Directions
Identify every line in the records below that contains the word "nivel", and reproduce each one.

Input data
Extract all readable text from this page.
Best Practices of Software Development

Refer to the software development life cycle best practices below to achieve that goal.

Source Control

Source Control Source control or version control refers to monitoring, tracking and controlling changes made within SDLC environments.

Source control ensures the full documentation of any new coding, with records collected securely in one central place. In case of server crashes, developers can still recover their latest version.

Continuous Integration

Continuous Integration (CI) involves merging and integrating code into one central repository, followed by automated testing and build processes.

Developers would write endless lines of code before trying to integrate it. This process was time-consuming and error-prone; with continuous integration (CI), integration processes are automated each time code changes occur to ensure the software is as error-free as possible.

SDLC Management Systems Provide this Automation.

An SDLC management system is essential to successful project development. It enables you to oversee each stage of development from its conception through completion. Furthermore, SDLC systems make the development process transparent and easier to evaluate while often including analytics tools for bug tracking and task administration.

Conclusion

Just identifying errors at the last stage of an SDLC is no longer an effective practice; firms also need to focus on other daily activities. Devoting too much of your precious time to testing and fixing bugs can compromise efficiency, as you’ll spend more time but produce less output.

--

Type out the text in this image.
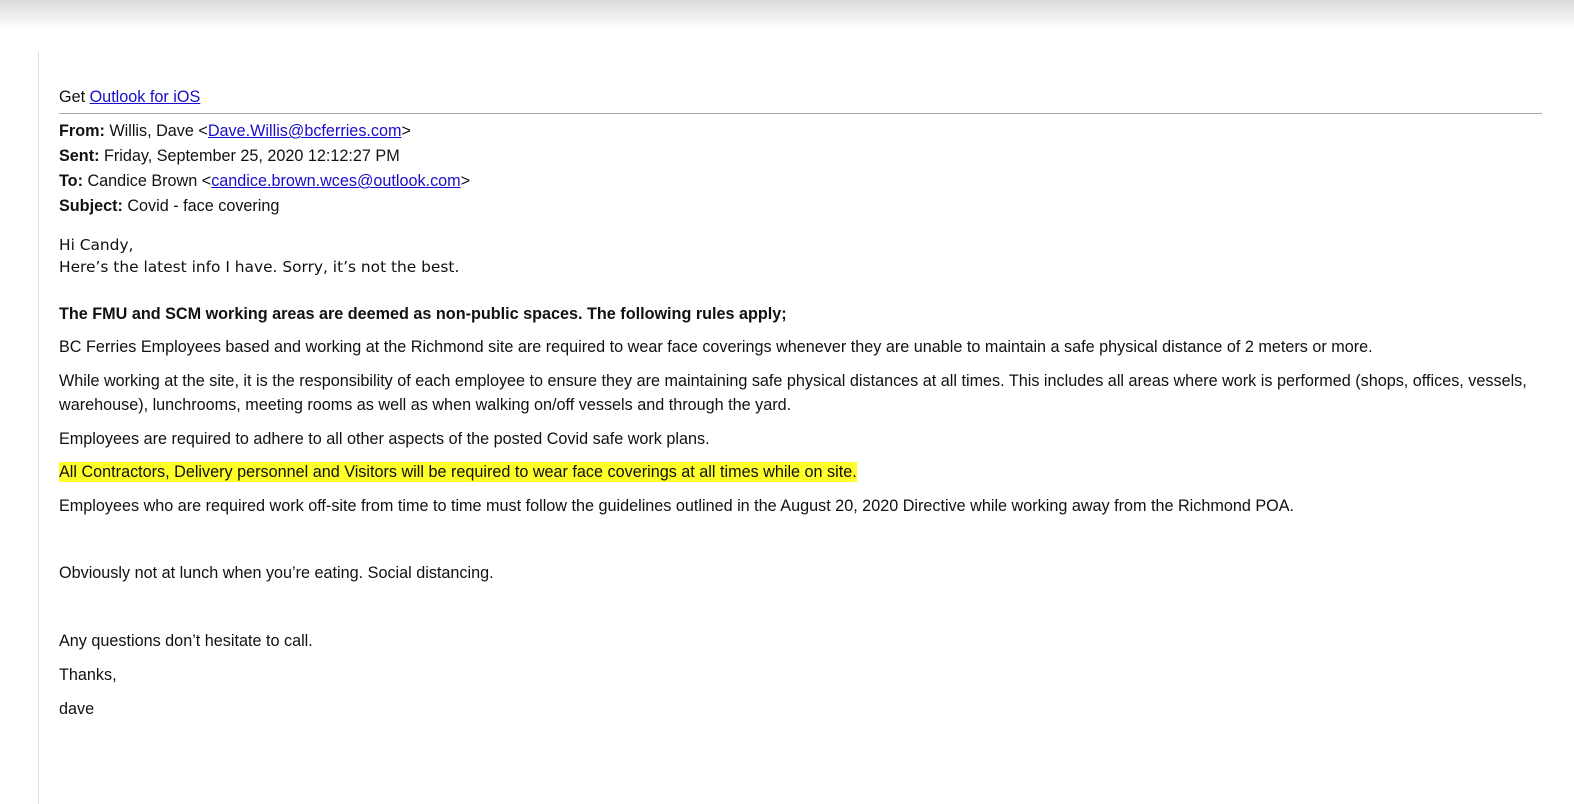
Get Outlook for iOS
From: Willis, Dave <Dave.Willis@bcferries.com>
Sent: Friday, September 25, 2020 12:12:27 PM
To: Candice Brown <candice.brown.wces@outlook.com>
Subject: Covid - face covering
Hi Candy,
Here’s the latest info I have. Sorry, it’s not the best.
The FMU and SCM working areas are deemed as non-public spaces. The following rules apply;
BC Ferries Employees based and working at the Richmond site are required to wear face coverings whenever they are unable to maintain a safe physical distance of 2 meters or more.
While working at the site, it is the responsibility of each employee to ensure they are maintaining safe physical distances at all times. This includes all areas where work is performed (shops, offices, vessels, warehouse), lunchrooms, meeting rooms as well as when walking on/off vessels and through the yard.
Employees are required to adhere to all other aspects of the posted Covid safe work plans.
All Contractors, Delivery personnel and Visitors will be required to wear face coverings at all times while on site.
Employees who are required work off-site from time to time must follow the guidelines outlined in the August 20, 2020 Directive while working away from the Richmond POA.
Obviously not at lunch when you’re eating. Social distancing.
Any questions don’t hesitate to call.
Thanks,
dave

--

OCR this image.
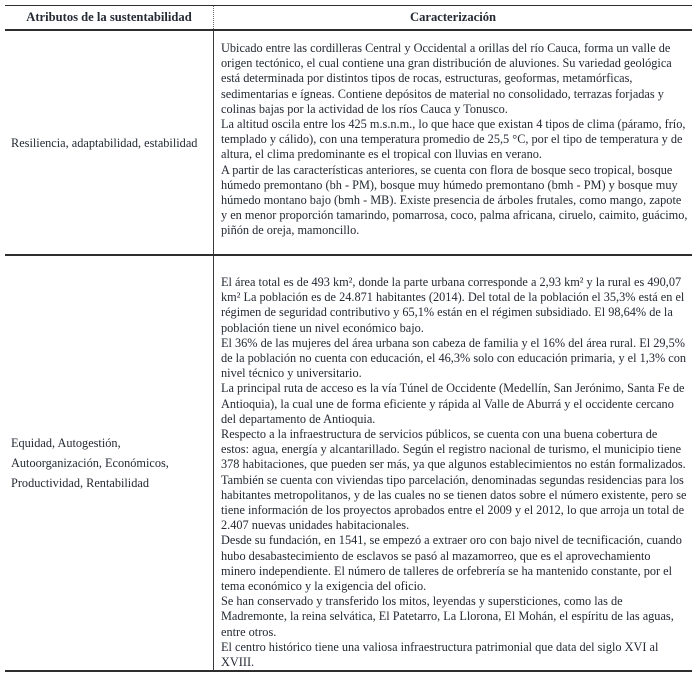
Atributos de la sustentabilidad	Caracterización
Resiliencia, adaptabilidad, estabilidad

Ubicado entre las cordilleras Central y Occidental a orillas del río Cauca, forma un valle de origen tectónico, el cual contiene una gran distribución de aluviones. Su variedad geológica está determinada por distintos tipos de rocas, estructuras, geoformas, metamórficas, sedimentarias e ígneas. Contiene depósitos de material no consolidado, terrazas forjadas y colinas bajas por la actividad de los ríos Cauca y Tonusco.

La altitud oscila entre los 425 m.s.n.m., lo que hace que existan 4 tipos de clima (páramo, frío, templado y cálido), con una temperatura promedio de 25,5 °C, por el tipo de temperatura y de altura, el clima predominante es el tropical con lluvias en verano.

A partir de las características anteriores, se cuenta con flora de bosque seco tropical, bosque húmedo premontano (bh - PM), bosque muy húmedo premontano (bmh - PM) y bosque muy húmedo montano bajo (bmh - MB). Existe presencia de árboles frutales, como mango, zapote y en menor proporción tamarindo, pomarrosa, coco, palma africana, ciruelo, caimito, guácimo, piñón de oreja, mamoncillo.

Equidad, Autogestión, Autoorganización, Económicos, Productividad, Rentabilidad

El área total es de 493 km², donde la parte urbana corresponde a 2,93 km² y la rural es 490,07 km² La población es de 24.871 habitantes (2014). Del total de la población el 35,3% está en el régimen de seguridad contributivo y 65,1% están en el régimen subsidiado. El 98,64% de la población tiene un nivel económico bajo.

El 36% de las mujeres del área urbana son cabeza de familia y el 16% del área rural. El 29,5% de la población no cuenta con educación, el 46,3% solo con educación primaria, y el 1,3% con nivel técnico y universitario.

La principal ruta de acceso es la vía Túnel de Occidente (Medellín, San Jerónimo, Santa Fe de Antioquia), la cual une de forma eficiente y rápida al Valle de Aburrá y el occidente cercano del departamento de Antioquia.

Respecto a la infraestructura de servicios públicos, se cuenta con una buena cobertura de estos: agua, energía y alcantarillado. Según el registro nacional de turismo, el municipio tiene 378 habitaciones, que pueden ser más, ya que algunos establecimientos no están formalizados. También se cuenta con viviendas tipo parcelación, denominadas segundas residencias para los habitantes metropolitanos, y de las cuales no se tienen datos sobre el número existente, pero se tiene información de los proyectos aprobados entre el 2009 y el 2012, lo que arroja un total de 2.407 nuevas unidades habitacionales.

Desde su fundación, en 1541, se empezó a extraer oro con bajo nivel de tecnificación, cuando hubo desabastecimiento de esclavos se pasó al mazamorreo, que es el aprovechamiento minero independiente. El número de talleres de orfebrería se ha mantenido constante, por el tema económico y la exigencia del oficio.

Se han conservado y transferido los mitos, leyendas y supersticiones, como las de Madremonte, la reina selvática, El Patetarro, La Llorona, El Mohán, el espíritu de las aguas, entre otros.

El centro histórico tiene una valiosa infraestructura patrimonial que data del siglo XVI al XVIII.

Response to this task
El área total es de 493 km², donde la parte urbana corresponde a 2,93 km² y la rural es 490,07 km² La población es de 24.871 habitantes (2014). Del total de la población el 35,3% está en el régimen de seguridad contributivo y 65,1% están en el régimen subsidiado. El 98,64% de la población tiene un nivel económico bajo.
El 36% de las mujeres del área urbana son cabeza de familia y el 16% del área rural. El 29,5% de la población no cuenta con educación, el 46,3% solo con educación primaria, y el 1,3% con nivel técnico y universitario.
Desde su fundación, en 1541, se empezó a extraer oro con bajo nivel de tecnificación, cuando hubo desabastecimiento de esclavos se pasó al mazamorreo, que es el aprovechamiento minero independiente. El número de talleres de orfebrería se ha mantenido constante, por el tema económico y la exigencia del oficio.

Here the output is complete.